[BEGIN INPUT MATERIAL]

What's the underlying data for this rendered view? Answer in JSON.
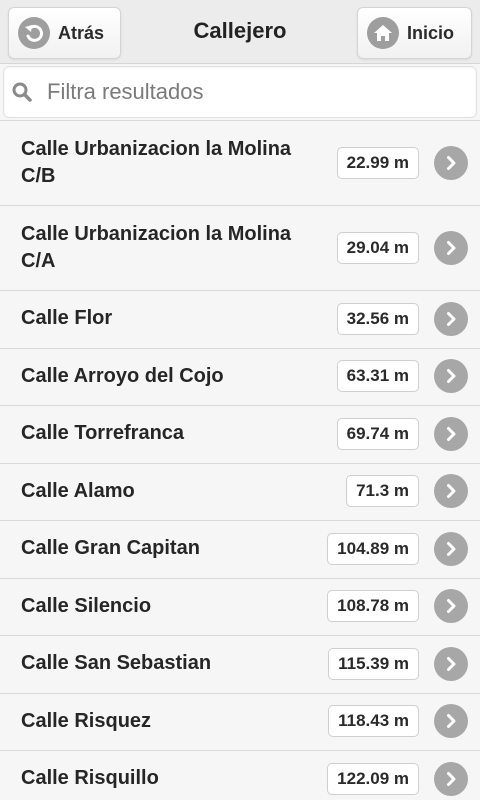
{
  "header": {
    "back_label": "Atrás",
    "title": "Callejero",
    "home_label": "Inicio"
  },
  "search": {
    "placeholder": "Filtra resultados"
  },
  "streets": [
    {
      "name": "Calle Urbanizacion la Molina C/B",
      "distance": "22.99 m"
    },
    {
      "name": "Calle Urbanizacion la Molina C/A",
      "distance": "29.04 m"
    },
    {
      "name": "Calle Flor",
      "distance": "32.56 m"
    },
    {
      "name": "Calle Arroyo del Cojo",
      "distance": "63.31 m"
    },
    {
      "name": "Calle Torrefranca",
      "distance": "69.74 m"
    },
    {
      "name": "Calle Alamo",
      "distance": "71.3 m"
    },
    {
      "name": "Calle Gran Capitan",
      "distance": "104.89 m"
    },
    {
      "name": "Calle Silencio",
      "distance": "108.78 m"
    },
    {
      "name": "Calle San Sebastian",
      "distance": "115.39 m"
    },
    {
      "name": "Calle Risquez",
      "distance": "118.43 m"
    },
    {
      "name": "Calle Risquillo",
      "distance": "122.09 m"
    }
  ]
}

[END INPUT MATERIAL]
[BEGIN INPUT MATERIAL]

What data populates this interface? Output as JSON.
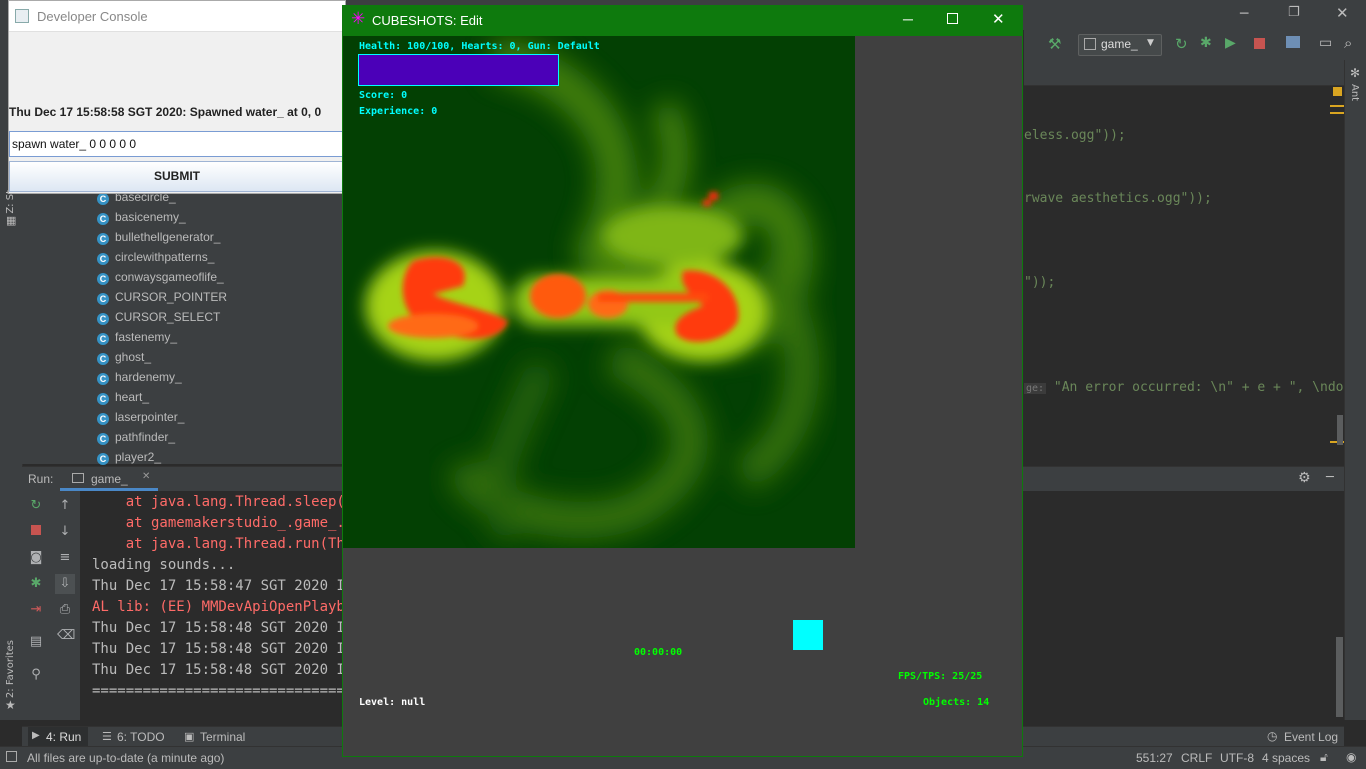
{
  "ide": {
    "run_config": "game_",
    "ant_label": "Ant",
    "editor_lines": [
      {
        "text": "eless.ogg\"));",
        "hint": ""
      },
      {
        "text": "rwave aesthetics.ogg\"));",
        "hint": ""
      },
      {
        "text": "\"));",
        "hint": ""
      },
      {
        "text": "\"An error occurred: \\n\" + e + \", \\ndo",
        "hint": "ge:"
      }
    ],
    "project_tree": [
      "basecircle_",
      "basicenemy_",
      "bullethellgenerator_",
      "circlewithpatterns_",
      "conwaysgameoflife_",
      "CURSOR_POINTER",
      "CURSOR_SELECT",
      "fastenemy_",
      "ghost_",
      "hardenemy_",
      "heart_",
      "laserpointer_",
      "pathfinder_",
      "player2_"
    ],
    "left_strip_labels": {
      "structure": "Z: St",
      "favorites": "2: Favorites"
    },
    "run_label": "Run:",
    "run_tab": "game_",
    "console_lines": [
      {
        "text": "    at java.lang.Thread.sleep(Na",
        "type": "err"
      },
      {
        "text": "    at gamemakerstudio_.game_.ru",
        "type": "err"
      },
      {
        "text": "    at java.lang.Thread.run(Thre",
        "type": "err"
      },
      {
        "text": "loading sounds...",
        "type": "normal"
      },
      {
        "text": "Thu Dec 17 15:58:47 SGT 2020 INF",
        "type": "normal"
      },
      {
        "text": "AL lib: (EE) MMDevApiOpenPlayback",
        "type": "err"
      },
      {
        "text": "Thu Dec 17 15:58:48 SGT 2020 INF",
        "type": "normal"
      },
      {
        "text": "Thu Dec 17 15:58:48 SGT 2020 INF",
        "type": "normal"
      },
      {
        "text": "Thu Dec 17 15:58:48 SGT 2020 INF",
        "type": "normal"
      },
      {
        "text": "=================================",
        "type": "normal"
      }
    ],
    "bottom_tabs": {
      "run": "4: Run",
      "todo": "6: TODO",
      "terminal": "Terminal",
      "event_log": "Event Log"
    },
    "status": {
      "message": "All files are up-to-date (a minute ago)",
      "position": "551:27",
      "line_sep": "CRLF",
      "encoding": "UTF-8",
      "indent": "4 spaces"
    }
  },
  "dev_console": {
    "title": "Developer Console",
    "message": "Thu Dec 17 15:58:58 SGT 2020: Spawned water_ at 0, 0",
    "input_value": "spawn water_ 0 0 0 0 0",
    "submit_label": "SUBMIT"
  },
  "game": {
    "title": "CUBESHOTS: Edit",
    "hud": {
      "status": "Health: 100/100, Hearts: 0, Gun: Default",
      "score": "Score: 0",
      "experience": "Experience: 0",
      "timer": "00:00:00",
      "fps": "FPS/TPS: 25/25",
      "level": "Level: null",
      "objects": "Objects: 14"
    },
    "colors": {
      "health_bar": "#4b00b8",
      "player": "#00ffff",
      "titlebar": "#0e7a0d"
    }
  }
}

[END INPUT MATERIAL]

*WHAT YOU SHOULD DO*:
Output nothing but the number of lines in the data containing the string "status".

*THE SOLUTION*:
2